##### Supplied material
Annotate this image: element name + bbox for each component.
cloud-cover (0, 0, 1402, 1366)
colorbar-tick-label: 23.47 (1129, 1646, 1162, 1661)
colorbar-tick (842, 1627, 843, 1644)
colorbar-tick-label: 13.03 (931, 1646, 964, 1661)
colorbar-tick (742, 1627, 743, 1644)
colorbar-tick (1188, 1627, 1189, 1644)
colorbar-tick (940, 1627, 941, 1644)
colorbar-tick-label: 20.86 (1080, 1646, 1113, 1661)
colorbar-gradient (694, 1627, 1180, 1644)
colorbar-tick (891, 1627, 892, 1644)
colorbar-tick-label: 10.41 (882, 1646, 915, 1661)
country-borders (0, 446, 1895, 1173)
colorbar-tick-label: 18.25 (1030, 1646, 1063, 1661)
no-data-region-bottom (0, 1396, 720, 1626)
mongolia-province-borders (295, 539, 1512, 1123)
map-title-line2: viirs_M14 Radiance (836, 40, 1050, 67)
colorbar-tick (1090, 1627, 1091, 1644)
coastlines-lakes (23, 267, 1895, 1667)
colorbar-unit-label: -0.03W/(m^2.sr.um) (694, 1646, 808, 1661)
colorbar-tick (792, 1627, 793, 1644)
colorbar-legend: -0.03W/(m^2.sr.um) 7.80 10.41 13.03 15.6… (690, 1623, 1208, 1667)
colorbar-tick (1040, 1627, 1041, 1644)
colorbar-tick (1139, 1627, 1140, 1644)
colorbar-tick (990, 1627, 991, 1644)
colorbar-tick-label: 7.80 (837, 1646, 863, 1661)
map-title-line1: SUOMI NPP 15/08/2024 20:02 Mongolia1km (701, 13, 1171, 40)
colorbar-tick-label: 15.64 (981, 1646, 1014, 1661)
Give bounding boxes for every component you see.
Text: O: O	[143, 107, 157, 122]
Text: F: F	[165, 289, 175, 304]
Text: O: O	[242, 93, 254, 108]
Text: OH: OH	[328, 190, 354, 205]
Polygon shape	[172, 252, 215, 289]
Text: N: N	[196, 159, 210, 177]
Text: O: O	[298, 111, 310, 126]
##########
Locate each line in the listing above that contains the string "label", and copy those lines.

colorbar-tick-label: 23.47 (1129, 1646, 1162, 1661)
colorbar-tick-label: 13.03 (931, 1646, 964, 1661)
colorbar-tick-label: 20.86 (1080, 1646, 1113, 1661)
colorbar-tick-label: 10.41 (882, 1646, 915, 1661)
colorbar-tick-label: 18.25 (1030, 1646, 1063, 1661)
colorbar-unit-label: -0.03W/(m^2.sr.um) (694, 1646, 808, 1661)
colorbar-tick-label: 7.80 (837, 1646, 863, 1661)
colorbar-tick-label: 15.64 (981, 1646, 1014, 1661)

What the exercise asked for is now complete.